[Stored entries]
++++++++++++++++++++

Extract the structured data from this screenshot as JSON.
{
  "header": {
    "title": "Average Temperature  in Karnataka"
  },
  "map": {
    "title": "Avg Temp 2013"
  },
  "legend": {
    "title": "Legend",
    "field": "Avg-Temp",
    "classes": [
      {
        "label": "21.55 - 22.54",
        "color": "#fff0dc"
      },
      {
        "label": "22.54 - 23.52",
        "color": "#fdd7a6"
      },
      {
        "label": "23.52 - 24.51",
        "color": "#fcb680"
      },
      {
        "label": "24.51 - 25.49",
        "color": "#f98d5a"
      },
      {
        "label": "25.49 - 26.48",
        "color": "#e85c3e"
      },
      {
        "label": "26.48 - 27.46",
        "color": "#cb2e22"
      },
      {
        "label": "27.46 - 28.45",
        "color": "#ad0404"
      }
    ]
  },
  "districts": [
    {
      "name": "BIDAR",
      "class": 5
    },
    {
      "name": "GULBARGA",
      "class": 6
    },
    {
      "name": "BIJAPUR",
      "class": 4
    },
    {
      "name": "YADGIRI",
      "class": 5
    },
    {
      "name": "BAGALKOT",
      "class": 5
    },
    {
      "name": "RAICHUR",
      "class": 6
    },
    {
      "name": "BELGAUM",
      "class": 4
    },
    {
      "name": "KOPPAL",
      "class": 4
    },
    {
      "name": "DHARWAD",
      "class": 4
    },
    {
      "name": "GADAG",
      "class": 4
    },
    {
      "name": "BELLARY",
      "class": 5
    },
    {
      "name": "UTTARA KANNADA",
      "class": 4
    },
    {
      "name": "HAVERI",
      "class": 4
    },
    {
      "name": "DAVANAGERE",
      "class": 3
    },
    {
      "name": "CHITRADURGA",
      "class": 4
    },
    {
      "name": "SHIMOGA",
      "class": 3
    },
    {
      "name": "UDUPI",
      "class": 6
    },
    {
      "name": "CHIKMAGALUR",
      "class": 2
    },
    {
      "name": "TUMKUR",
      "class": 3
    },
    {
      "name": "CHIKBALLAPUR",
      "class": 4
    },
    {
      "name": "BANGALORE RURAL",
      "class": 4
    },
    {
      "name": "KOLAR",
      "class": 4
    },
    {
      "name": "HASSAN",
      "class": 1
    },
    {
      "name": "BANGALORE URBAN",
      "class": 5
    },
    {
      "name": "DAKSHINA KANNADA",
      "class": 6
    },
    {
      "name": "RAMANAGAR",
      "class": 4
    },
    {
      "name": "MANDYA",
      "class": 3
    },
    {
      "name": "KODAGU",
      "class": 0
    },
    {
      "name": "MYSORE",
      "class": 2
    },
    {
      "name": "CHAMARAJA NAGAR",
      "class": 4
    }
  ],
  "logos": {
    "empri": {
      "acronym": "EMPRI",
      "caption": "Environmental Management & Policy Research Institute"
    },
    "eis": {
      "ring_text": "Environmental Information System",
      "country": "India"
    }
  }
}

++++++++++++++++++++

## What needs to be done
Type out the entries again, word for word.

## Expected answer
Extract the structured data from this screenshot as JSON.
{
  "header": {
    "title": "Average Temperature  in Karnataka"
  },
  "map": {
    "title": "Avg Temp 2013"
  },
  "legend": {
    "title": "Legend",
    "field": "Avg-Temp",
    "classes": [
      {
        "label": "21.55 - 22.54",
        "color": "#fff0dc"
      },
      {
        "label": "22.54 - 23.52",
        "color": "#fdd7a6"
      },
      {
        "label": "23.52 - 24.51",
        "color": "#fcb680"
      },
      {
        "label": "24.51 - 25.49",
        "color": "#f98d5a"
      },
      {
        "label": "25.49 - 26.48",
        "color": "#e85c3e"
      },
      {
        "label": "26.48 - 27.46",
        "color": "#cb2e22"
      },
      {
        "label": "27.46 - 28.45",
        "color": "#ad0404"
      }
    ]
  },
  "districts": [
    {
      "name": "BIDAR",
      "class": 5
    },
    {
      "name": "GULBARGA",
      "class": 6
    },
    {
      "name": "BIJAPUR",
      "class": 4
    },
    {
      "name": "YADGIRI",
      "class": 5
    },
    {
      "name": "BAGALKOT",
      "class": 5
    },
    {
      "name": "RAICHUR",
      "class": 6
    },
    {
      "name": "BELGAUM",
      "class": 4
    },
    {
      "name": "KOPPAL",
      "class": 4
    },
    {
      "name": "DHARWAD",
      "class": 4
    },
    {
      "name": "GADAG",
      "class": 4
    },
    {
      "name": "BELLARY",
      "class": 5
    },
    {
      "name": "UTTARA KANNADA",
      "class": 4
    },
    {
      "name": "HAVERI",
      "class": 4
    },
    {
      "name": "DAVANAGERE",
      "class": 3
    },
    {
      "name": "CHITRADURGA",
      "class": 4
    },
    {
      "name": "SHIMOGA",
      "class": 3
    },
    {
      "name": "UDUPI",
      "class": 6
    },
    {
      "name": "CHIKMAGALUR",
      "class": 2
    },
    {
      "name": "TUMKUR",
      "class": 3
    },
    {
      "name": "CHIKBALLAPUR",
      "class": 4
    },
    {
      "name": "BANGALORE RURAL",
      "class": 4
    },
    {
      "name": "KOLAR",
      "class": 4
    },
    {
      "name": "HASSAN",
      "class": 1
    },
    {
      "name": "BANGALORE URBAN",
      "class": 5
    },
    {
      "name": "DAKSHINA KANNADA",
      "class": 6
    },
    {
      "name": "RAMANAGAR",
      "class": 4
    },
    {
      "name": "MANDYA",
      "class": 3
    },
    {
      "name": "KODAGU",
      "class": 0
    },
    {
      "name": "MYSORE",
      "class": 2
    },
    {
      "name": "CHAMARAJA NAGAR",
      "class": 4
    }
  ],
  "logos": {
    "empri": {
      "acronym": "EMPRI",
      "caption": "Environmental Management & Policy Research Institute"
    },
    "eis": {
      "ring_text": "Environmental Information System",
      "country": "India"
    }
  }
}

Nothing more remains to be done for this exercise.